▶ [Prompt]
Rewrite the data lines from the one containing "cell-select bbox=[726, 259, 755, 355]" through the one containing "row-checkbox[interactable] bbox=[734, 396, 749, 411]", changing every "cell-stock-name" to "cell-company-name" and leaving everything else as it is.

##### Entries shown

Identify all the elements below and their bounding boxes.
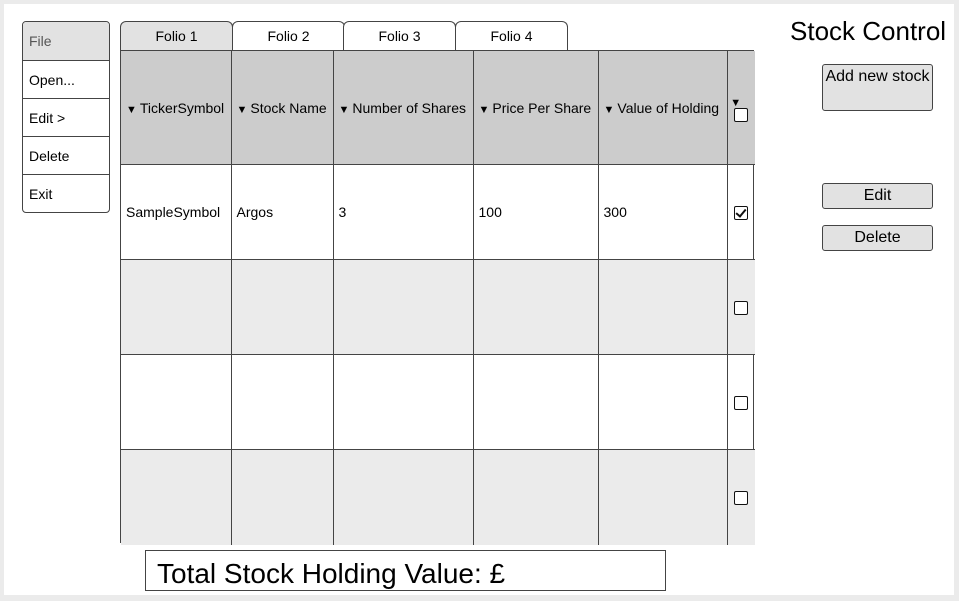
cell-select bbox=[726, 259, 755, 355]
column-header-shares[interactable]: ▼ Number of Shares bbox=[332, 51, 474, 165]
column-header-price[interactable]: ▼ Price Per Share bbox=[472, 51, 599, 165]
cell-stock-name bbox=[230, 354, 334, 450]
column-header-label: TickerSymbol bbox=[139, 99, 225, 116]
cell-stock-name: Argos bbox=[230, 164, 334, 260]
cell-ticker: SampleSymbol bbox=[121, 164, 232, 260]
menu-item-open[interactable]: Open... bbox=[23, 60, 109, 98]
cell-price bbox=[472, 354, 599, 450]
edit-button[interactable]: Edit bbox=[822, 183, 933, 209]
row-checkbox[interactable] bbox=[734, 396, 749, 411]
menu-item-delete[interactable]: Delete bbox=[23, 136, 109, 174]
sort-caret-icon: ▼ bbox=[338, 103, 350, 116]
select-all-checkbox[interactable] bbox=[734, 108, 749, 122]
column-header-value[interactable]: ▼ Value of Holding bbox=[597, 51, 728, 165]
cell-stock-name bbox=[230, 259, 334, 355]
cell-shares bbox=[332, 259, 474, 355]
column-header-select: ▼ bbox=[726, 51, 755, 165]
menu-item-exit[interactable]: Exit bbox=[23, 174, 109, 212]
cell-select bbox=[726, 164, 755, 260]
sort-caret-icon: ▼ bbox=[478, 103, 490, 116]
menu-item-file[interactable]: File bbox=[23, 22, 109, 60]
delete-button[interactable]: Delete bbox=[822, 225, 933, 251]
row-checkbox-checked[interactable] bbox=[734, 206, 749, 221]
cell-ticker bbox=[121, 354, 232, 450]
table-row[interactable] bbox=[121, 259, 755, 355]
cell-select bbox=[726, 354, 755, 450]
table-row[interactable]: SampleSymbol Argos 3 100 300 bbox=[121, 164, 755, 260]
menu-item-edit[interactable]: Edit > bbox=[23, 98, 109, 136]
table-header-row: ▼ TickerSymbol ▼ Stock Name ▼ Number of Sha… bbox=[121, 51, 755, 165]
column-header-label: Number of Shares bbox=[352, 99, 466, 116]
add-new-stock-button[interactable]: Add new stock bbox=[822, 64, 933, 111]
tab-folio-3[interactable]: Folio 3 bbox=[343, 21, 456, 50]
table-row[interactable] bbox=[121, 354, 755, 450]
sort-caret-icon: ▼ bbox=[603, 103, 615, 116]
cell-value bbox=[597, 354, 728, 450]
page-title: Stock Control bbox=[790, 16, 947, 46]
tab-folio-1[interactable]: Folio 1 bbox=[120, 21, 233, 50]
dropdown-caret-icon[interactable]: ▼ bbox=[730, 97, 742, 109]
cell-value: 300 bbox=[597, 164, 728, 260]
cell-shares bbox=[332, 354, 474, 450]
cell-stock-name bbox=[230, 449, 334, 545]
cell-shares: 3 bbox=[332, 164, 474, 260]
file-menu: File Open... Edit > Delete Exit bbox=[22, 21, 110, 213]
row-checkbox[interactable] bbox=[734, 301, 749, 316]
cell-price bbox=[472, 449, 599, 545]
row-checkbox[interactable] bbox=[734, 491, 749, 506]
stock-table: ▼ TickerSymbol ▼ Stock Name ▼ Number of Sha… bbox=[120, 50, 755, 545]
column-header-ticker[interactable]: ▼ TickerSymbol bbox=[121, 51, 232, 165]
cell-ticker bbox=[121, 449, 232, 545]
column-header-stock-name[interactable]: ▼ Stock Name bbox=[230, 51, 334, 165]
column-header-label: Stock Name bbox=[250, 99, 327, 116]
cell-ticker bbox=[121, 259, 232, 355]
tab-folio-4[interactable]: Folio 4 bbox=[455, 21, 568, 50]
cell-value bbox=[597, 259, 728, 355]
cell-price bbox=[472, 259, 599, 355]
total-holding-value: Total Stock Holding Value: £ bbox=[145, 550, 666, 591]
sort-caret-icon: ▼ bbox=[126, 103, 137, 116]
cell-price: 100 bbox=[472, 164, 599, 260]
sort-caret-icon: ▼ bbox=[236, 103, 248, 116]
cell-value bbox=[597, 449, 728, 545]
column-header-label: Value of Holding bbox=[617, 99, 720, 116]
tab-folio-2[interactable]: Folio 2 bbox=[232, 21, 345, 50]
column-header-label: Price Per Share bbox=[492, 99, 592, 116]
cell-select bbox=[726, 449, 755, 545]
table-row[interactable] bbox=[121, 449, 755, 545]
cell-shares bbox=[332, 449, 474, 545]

##########
##### Entries shown

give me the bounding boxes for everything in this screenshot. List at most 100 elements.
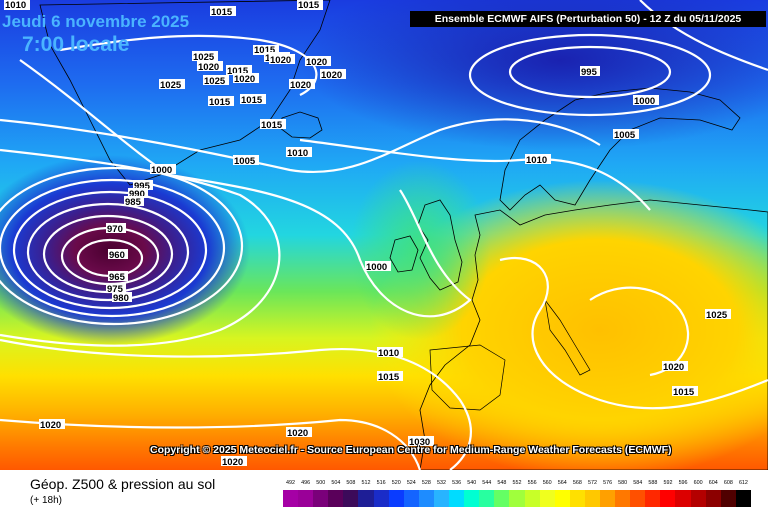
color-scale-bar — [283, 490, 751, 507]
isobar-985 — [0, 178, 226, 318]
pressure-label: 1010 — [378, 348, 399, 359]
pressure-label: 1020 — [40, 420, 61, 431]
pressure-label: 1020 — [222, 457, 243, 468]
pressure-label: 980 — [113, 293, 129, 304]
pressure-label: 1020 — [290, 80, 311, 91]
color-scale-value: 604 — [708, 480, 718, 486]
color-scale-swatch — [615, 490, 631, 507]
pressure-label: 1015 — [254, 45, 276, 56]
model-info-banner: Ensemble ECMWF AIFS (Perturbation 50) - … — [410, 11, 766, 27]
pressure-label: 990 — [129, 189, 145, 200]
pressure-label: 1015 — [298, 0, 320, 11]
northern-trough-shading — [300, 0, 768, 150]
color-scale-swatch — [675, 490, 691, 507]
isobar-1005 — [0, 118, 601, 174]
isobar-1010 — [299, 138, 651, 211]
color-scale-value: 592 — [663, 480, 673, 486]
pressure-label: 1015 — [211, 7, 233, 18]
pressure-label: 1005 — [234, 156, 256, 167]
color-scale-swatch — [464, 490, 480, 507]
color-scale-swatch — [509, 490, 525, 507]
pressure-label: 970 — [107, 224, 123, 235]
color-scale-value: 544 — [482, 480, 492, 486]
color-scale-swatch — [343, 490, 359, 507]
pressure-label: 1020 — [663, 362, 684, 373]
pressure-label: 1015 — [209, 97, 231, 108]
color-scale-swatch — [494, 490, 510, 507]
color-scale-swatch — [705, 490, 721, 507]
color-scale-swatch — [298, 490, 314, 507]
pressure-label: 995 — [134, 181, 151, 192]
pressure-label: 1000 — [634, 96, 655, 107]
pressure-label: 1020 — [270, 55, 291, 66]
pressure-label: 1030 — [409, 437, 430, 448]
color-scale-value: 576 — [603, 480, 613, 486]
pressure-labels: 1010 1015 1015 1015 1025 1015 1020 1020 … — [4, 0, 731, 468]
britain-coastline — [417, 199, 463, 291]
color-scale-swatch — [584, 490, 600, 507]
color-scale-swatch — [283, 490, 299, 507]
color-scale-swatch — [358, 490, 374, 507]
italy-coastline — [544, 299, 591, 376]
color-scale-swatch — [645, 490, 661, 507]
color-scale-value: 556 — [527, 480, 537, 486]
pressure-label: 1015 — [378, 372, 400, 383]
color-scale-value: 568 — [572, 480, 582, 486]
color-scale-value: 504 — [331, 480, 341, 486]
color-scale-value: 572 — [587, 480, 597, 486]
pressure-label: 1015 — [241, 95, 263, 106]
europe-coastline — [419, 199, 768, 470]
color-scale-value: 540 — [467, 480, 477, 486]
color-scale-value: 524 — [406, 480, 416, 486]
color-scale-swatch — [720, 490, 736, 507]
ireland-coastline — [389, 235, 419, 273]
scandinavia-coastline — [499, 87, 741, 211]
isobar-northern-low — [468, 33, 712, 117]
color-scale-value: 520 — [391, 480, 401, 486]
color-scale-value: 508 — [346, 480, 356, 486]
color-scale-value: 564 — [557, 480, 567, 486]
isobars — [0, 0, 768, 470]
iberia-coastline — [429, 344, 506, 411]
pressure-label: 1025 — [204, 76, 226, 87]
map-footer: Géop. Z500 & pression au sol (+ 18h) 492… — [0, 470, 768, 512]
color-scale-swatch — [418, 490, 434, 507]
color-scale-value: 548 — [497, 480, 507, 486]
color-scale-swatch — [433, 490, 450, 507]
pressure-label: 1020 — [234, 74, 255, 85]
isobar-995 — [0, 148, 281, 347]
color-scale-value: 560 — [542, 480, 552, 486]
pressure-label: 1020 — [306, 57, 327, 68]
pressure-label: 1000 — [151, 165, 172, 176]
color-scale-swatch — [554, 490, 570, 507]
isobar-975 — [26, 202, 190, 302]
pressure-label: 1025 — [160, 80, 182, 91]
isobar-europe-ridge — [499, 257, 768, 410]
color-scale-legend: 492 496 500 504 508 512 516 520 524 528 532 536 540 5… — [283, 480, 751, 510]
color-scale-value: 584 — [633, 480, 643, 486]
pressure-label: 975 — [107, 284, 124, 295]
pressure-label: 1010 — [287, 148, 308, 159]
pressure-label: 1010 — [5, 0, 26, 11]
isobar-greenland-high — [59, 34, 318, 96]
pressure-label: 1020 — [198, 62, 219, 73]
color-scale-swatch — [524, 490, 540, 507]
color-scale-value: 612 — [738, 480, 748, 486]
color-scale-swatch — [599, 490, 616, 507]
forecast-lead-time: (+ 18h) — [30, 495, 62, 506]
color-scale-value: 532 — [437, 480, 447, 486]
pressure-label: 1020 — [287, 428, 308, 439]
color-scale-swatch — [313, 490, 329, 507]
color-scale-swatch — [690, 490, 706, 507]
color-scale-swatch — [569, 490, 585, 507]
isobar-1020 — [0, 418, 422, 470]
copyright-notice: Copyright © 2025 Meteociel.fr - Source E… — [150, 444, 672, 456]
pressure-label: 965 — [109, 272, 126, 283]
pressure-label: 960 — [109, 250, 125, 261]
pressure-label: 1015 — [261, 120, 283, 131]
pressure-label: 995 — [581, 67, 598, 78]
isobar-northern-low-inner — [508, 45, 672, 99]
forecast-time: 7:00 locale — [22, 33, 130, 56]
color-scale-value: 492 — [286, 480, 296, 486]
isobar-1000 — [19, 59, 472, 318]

##########

▶ [Completed exercise]
cell-select bbox=[726, 259, 755, 355]
column-header-shares[interactable]: ▼ Number of Shares bbox=[332, 51, 474, 165]
column-header-price[interactable]: ▼ Price Per Share bbox=[472, 51, 599, 165]
cell-company-name bbox=[230, 354, 334, 450]
column-header-label: TickerSymbol bbox=[139, 99, 225, 116]
cell-company-name: Argos bbox=[230, 164, 334, 260]
cell-ticker: SampleSymbol bbox=[121, 164, 232, 260]
menu-item-open[interactable]: Open... bbox=[23, 60, 109, 98]
cell-price bbox=[472, 354, 599, 450]
edit-button[interactable]: Edit bbox=[822, 183, 933, 209]
row-checkbox[interactable] bbox=[734, 396, 749, 411]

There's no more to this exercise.